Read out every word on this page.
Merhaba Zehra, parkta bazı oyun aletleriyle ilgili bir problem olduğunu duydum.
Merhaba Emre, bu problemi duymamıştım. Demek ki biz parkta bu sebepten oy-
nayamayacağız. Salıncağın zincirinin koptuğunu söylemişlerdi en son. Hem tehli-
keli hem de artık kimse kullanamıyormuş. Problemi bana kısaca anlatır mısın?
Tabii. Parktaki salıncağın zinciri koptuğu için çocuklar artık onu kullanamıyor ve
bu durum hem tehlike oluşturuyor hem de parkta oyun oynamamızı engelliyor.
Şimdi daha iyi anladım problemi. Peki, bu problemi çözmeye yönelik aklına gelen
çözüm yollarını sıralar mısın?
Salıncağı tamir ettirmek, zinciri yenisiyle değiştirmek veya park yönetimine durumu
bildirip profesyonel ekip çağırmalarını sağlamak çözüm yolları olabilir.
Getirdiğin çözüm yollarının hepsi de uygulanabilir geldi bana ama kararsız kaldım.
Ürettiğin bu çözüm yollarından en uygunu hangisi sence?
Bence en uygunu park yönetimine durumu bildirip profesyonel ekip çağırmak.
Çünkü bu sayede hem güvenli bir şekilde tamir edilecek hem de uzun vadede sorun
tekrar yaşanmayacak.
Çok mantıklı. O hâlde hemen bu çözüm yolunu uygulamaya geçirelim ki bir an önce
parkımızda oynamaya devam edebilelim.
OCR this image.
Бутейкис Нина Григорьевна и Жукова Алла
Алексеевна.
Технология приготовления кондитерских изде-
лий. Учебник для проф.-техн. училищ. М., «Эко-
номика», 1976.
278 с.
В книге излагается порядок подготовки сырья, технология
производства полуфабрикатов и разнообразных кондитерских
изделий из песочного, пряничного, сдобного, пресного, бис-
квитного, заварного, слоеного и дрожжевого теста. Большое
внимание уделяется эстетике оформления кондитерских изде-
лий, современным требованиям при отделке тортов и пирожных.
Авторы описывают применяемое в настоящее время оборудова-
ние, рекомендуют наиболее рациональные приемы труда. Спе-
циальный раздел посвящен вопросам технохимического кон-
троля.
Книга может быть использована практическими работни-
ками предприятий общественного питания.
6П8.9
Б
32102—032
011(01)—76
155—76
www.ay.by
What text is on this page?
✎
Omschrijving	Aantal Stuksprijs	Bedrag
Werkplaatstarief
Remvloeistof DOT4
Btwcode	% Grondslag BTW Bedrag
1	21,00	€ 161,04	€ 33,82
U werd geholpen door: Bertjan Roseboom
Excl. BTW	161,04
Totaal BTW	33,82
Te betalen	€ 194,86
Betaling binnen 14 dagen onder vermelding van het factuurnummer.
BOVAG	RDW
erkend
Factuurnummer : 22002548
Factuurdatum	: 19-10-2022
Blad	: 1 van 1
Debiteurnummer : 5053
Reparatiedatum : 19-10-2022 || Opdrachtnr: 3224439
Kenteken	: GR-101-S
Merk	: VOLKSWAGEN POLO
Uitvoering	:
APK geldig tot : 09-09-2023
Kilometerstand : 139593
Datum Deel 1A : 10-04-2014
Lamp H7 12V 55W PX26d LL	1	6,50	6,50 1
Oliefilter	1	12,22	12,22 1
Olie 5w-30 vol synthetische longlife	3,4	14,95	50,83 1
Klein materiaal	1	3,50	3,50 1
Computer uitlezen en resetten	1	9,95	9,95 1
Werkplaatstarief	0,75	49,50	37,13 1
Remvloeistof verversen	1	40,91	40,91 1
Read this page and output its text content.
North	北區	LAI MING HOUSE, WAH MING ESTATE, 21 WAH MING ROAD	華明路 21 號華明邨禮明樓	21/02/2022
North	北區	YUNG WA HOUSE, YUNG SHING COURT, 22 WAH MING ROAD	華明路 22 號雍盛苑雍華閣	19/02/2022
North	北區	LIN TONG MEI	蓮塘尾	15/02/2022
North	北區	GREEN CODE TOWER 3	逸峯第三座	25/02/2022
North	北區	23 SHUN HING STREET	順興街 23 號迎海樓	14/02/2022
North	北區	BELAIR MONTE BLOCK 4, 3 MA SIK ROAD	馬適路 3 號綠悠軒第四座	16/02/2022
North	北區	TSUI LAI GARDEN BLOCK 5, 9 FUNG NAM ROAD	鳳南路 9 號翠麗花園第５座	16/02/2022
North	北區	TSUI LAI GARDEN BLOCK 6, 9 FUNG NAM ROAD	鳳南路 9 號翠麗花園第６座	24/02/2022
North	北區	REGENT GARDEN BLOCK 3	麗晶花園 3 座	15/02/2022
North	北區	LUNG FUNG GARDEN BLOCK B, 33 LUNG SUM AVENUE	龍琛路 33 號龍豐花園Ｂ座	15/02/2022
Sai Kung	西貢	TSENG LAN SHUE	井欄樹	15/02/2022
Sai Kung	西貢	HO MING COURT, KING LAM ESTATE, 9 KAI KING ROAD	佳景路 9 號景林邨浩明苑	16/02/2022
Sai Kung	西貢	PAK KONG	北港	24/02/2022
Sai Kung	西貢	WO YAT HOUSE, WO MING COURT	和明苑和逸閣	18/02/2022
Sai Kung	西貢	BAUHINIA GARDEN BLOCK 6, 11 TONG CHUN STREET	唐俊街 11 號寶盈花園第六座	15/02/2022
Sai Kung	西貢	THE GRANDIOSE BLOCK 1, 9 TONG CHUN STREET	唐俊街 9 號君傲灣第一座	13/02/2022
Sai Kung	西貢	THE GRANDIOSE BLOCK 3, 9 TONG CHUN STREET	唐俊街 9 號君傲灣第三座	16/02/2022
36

════════

Filter out every line that lacks the word "Read", and copy the rest.

§ ANSWER TO THIS EXERCISE:
Read out every word on this page.
Read this page and output its text content.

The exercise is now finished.